July's massive ocean dump in Canada was the exception, rather than the norm, as most experiments are done through computer simulations.
"Geoengineering experiments really haven't moved into the real world, yet, because of many questions concerning [the] risk of unintended consequences and governance," Sanford said.
Supporters of geoengineering point to the 1991 eruption of mount Pintabuo in the Philippines as an example of naturally occurring sulpher dioxide entering the high-atmosphere and reflecting the sun's light away from the earth to cool the planet.
Unforeseen consequences aside, starting this aerosol technology could become addictive. "Once you get this going you have to keep it going otherwise you will get a very rapid recovery of warming."
- Todd Sanford, climate specialist with the Union of Concerned Scientists
Between 1992 and 1993, the amount of sunlight reaching the earth's surface was reduced by about 10 per cent because of the volcano, leading some scientists to believe humans could replicate the process without too much difficulty.
"Had material from that volcano remained in the atmosphere, the earth might have cooled 3 or 4 degrees," Caldeira said.
Climate change is already costing the world economy more than $1.2 trillion per year, according Climate Vulnerability Monitor: A Guide to the Cold Calculus of a Hot Planet, a study published in September by 50 leading scientists and economists.
In contrast, the cost of organising a geoengineering scheme where airplanes or hot air balloons disperse particles to reduce the amount of sunlight hitting earth is estimated at less than $5bn per year, according to a paper published in the journal Environmental Research Letters in August.
"Injecting stratospheric aerosols would like give a rapid cooling and would be relatively inexpensive," Sanford said of technology designed to "mimic volcanoes".
"However, these methods also carry a great deal of risk as they may affect precipitation patterns and stratospheric ozone depletion." These schemes could also lead to a white haze covering the sky, while increasing ocean acidification that kills sea life and off-balances ecosystems.
Unforeseen consequences aside, starting this aerosol technology could become addictive, Stanford said. "Once you get this going you have to keep it going otherwise you will get a very rapid recovery of warming."
South vs North
Global warming will affect some countries more than others, with poor regions in the global south expected to face the worst consequences. Some experts worry that politicians in large developing nations, such as Indonesia or China, could be compelled to try and alter the climate if extreme temperatures or droughts wipe out food supplies, sparking domestic unrest.

########

» WHAT THIS EXERCISE ASKS
- A) Update the passage of the geoengineering article starting at "In contrast, the" and ending at "Letters in August.", replacing "hot air balloons" with "high-altitude drones".
- B) According to the geoengineering article, by roughly how much did the volcano reduce the sunlight reaching the earth's surface between 1992 and 1993?
The data that follow were taken from a separate source.

[Saved data entries]
########

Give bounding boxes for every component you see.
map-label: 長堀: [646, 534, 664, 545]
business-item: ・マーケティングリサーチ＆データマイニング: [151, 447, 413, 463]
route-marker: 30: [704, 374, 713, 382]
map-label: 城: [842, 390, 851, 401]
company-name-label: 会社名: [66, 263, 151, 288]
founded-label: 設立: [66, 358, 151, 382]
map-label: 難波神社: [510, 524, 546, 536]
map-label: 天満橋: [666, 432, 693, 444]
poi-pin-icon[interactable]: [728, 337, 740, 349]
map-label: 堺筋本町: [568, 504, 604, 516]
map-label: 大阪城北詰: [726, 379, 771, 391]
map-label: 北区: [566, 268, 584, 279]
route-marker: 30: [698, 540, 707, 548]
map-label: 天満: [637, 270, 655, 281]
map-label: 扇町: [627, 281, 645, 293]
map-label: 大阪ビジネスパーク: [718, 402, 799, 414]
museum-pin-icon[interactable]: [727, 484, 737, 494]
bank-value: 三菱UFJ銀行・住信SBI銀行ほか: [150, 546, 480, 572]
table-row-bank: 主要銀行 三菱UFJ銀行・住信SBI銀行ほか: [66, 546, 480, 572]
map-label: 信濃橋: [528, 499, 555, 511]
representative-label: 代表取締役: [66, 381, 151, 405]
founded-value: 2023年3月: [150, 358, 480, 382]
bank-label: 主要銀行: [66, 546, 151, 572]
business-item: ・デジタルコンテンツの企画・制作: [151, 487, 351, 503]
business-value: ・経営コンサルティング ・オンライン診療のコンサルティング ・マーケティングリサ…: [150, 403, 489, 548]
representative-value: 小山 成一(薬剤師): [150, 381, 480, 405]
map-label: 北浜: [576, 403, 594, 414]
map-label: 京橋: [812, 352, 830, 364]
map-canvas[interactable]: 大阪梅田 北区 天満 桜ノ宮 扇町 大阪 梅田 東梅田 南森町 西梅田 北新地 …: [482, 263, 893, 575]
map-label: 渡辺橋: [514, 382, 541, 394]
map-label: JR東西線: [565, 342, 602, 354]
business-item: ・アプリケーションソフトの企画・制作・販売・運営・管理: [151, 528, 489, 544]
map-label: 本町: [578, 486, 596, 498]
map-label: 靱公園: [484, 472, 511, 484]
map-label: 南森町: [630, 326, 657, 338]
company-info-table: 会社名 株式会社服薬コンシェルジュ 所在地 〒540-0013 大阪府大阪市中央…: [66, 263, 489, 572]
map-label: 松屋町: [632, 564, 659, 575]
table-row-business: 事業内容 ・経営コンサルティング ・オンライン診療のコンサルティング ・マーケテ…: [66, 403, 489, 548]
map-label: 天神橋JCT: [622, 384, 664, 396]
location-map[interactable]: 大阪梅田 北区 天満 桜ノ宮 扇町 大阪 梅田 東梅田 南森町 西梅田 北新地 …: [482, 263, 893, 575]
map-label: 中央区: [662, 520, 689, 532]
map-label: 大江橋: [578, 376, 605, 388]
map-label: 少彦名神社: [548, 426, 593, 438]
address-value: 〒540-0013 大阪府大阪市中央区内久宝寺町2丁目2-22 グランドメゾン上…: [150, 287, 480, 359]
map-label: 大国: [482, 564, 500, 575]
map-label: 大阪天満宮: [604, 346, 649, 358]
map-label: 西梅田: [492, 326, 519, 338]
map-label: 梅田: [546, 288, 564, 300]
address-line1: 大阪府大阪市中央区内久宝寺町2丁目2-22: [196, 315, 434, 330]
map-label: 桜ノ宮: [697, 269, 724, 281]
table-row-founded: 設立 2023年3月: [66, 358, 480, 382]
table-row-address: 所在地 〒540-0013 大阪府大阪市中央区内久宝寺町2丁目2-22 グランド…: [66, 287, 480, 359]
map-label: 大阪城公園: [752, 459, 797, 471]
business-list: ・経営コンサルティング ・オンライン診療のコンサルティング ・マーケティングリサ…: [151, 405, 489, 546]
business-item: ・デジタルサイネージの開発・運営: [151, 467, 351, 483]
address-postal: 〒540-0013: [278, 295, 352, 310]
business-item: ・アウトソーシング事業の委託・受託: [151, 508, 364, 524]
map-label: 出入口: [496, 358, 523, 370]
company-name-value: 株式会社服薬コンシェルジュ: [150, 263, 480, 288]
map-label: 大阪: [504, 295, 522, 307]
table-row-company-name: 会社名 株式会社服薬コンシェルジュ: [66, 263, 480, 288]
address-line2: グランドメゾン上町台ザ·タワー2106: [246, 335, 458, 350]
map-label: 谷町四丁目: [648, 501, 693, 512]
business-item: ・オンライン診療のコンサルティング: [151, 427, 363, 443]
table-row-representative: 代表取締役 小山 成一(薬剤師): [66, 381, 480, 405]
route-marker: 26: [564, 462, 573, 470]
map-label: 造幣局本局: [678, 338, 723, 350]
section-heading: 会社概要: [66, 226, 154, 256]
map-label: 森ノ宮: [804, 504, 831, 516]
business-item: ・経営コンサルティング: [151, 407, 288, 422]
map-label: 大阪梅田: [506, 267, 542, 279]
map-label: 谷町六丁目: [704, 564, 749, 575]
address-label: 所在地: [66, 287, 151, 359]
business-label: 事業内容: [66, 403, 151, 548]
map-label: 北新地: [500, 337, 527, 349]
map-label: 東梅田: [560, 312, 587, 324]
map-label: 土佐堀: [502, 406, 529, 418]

########

» LIST OF SOLUTIONS
- A)
In contrast, the cost of organising a geoengineering scheme where airplanes or high-altitude drones disperse particles to reduce the amount of sunlight hitting earth is estimated at less than $5bn per year, according to a paper published in the journal Environmental Research Letters in August.

- B) By about 10 percent.